═══ Data

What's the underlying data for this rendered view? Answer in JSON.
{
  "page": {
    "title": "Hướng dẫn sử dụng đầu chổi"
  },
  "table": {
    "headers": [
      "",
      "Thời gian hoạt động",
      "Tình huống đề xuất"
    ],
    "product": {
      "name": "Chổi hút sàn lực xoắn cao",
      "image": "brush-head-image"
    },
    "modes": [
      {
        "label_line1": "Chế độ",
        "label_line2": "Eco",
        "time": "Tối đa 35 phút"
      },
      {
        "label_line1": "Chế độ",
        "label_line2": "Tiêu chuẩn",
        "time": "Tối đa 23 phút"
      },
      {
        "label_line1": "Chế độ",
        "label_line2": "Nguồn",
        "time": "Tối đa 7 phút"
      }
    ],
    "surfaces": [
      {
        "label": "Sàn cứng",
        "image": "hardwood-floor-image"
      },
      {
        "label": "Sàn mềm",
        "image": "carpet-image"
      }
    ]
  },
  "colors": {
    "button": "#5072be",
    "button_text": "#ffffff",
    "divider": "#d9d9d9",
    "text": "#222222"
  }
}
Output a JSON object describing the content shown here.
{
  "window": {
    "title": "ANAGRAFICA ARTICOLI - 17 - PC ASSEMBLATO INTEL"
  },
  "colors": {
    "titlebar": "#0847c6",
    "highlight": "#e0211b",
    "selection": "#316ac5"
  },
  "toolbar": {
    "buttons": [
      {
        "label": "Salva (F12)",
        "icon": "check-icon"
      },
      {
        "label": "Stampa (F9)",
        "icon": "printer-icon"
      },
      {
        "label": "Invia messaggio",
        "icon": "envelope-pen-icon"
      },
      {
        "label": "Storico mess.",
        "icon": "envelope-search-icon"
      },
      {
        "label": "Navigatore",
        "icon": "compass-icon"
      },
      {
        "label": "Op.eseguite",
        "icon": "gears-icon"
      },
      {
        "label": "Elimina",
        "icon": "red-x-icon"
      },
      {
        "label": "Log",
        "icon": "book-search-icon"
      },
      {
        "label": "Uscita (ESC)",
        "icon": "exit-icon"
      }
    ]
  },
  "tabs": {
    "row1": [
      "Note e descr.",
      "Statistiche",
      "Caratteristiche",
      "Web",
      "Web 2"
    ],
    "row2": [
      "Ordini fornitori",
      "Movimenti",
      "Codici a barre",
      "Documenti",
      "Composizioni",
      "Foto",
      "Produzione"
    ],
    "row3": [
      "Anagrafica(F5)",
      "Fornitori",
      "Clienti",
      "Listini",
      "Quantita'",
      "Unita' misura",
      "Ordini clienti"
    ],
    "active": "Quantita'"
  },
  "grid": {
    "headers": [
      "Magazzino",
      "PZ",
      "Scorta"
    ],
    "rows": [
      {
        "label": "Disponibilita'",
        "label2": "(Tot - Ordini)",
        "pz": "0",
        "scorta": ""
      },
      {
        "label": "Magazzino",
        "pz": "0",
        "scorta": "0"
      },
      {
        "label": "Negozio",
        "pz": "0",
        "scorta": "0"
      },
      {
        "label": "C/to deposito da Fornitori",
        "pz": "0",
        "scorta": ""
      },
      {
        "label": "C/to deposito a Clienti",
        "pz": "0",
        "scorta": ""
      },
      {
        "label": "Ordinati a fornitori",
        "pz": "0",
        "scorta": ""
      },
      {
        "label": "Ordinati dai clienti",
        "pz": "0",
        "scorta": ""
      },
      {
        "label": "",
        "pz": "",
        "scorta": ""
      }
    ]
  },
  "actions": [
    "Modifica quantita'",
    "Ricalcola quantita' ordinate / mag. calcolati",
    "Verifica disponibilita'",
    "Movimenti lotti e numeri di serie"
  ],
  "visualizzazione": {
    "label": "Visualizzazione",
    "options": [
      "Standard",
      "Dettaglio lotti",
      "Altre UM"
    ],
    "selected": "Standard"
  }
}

══════

▶ **Direction**: Say how many lines hold the word "lotti", giving the number and nothing else.

▶ **Written answer**: 2